BEGIN Material provided

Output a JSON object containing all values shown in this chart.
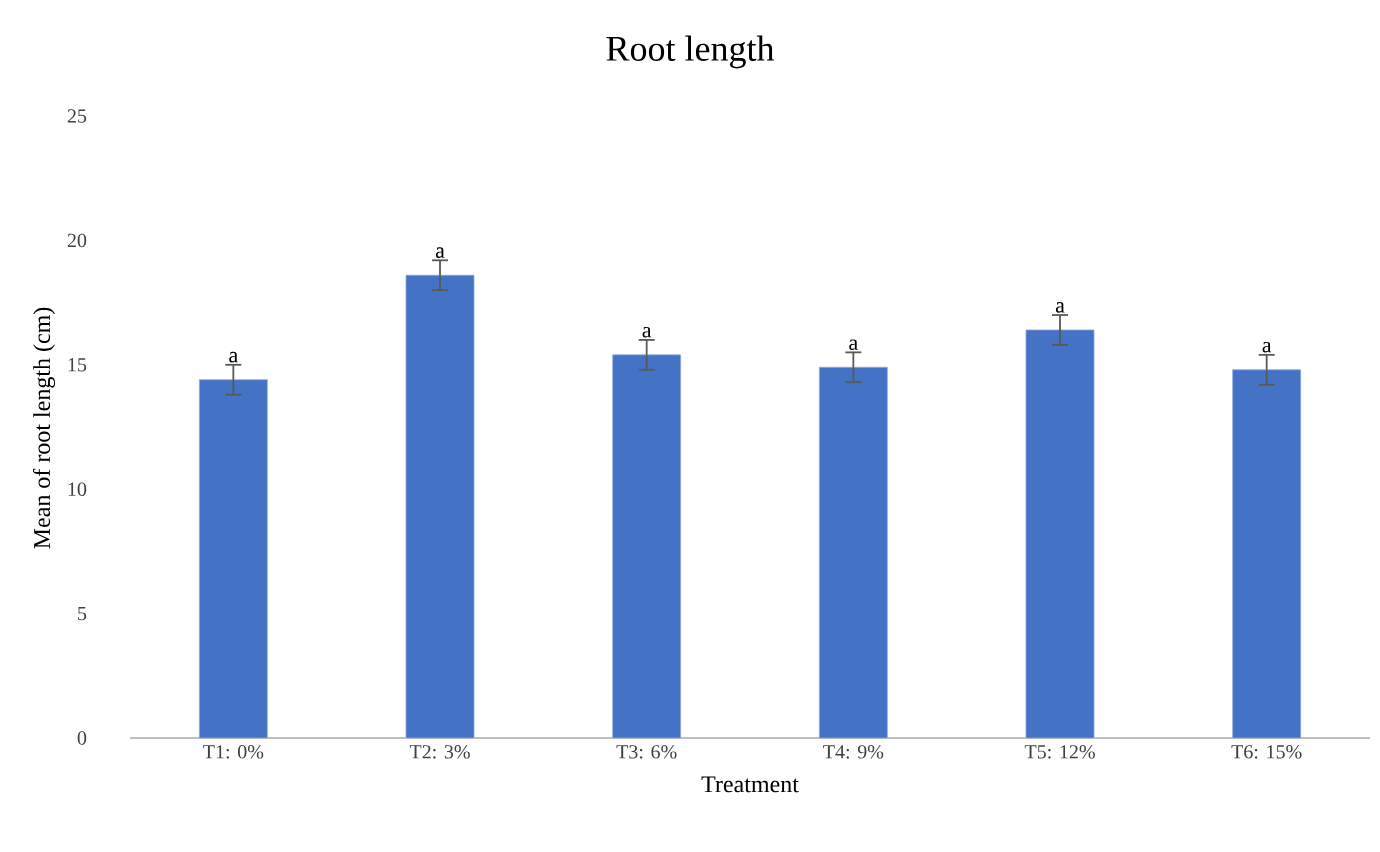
{
  "chart_data": {
    "type": "bar",
    "title": "Root length",
    "xlabel": "Treatment",
    "ylabel": "Mean of root length (cm)",
    "categories": [
      "T1: 0%",
      "T2: 3%",
      "T3: 6%",
      "T4: 9%",
      "T5: 12%",
      "T6: 15%"
    ],
    "values": [
      14.4,
      18.6,
      15.4,
      14.9,
      16.4,
      14.8
    ],
    "errors": [
      0.6,
      0.6,
      0.6,
      0.6,
      0.6,
      0.6
    ],
    "color": "#4472c4",
    "ylim": [
      0,
      25
    ],
    "yticks": [
      0,
      5,
      10,
      15,
      20,
      25
    ],
    "annotations": [
      {
        "text": "a",
        "x": "T1: 0%",
        "y": 15.0
      },
      {
        "text": "a",
        "x": "T2: 3%",
        "y": 19.2
      },
      {
        "text": "a",
        "x": "T3: 6%",
        "y": 16.0
      },
      {
        "text": "a",
        "x": "T4: 9%",
        "y": 15.5
      },
      {
        "text": "a",
        "x": "T5: 12%",
        "y": 17.0
      },
      {
        "text": "a",
        "x": "T6: 15%",
        "y": 15.4
      }
    ]
  }
}
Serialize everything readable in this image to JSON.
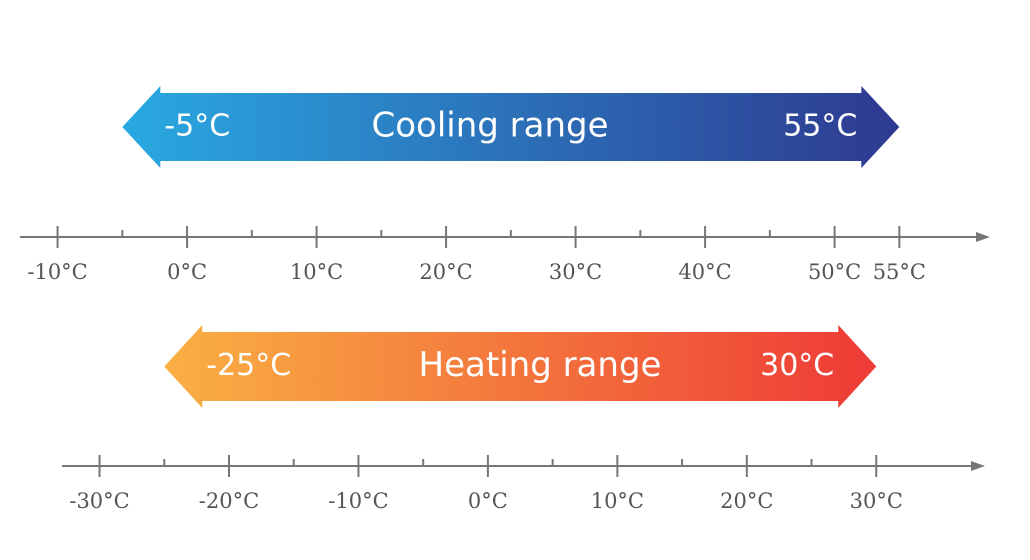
{
  "cooling": {
    "label": "Cooling range",
    "min": -5,
    "min_label": "-5°C",
    "max": 55,
    "max_label": "55°C"
  },
  "heating": {
    "label": "Heating range",
    "min": -25,
    "min_label": "-25°C",
    "max": 30,
    "max_label": "30°C"
  },
  "cooling_axis": {
    "xlim": [
      -12.9,
      62
    ],
    "ticks": [
      {
        "value": -10,
        "label": "-10°C"
      },
      {
        "value": 0,
        "label": "0°C"
      },
      {
        "value": 10,
        "label": "10°C"
      },
      {
        "value": 20,
        "label": "20°C"
      },
      {
        "value": 30,
        "label": "30°C"
      },
      {
        "value": 40,
        "label": "40°C"
      },
      {
        "value": 50,
        "label": "50°C"
      },
      {
        "value": 55,
        "label": "55°C"
      }
    ],
    "minor_ticks": [
      -5,
      5,
      15,
      25,
      35,
      45
    ]
  },
  "heating_axis": {
    "xlim": [
      -32.9,
      38.4
    ],
    "ticks": [
      {
        "value": -30,
        "label": "-30°C"
      },
      {
        "value": -20,
        "label": "-20°C"
      },
      {
        "value": -10,
        "label": "-10°C"
      },
      {
        "value": 0,
        "label": "0°C"
      },
      {
        "value": 10,
        "label": "10°C"
      },
      {
        "value": 20,
        "label": "20°C"
      },
      {
        "value": 30,
        "label": "30°C"
      }
    ],
    "minor_ticks": [
      -25,
      -15,
      -5,
      5,
      15,
      25
    ]
  }
}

END Material provided

Write out all the entries again, word for word, and print no images.

* _Solution below_:
Output a JSON object containing all values shown in this chart.
{
  "chart_data": {
    "type": "bar",
    "title": "Root length",
    "xlabel": "Treatment",
    "ylabel": "Mean of root length (cm)",
    "categories": [
      "T1: 0%",
      "T2: 3%",
      "T3: 6%",
      "T4: 9%",
      "T5: 12%",
      "T6: 15%"
    ],
    "values": [
      14.4,
      18.6,
      15.4,
      14.9,
      16.4,
      14.8
    ],
    "errors": [
      0.6,
      0.6,
      0.6,
      0.6,
      0.6,
      0.6
    ],
    "color": "#4472c4",
    "ylim": [
      0,
      25
    ],
    "yticks": [
      0,
      5,
      10,
      15,
      20,
      25
    ],
    "annotations": [
      {
        "text": "a",
        "x": "T1: 0%",
        "y": 15.0
      },
      {
        "text": "a",
        "x": "T2: 3%",
        "y": 19.2
      },
      {
        "text": "a",
        "x": "T3: 6%",
        "y": 16.0
      },
      {
        "text": "a",
        "x": "T4: 9%",
        "y": 15.5
      },
      {
        "text": "a",
        "x": "T5: 12%",
        "y": 17.0
      },
      {
        "text": "a",
        "x": "T6: 15%",
        "y": 15.4
      }
    ]
  }
}
Serialize everything readable in this image to JSON.
{
  "cooling": {
    "label": "Cooling range",
    "min": -5,
    "min_label": "-5°C",
    "max": 55,
    "max_label": "55°C"
  },
  "heating": {
    "label": "Heating range",
    "min": -25,
    "min_label": "-25°C",
    "max": 30,
    "max_label": "30°C"
  },
  "cooling_axis": {
    "xlim": [
      -12.9,
      62
    ],
    "ticks": [
      {
        "value": -10,
        "label": "-10°C"
      },
      {
        "value": 0,
        "label": "0°C"
      },
      {
        "value": 10,
        "label": "10°C"
      },
      {
        "value": 20,
        "label": "20°C"
      },
      {
        "value": 30,
        "label": "30°C"
      },
      {
        "value": 40,
        "label": "40°C"
      },
      {
        "value": 50,
        "label": "50°C"
      },
      {
        "value": 55,
        "label": "55°C"
      }
    ],
    "minor_ticks": [
      -5,
      5,
      15,
      25,
      35,
      45
    ]
  },
  "heating_axis": {
    "xlim": [
      -32.9,
      38.4
    ],
    "ticks": [
      {
        "value": -30,
        "label": "-30°C"
      },
      {
        "value": -20,
        "label": "-20°C"
      },
      {
        "value": -10,
        "label": "-10°C"
      },
      {
        "value": 0,
        "label": "0°C"
      },
      {
        "value": 10,
        "label": "10°C"
      },
      {
        "value": 20,
        "label": "20°C"
      },
      {
        "value": 30,
        "label": "30°C"
      }
    ],
    "minor_ticks": [
      -25,
      -15,
      -5,
      5,
      15,
      25
    ]
  }
}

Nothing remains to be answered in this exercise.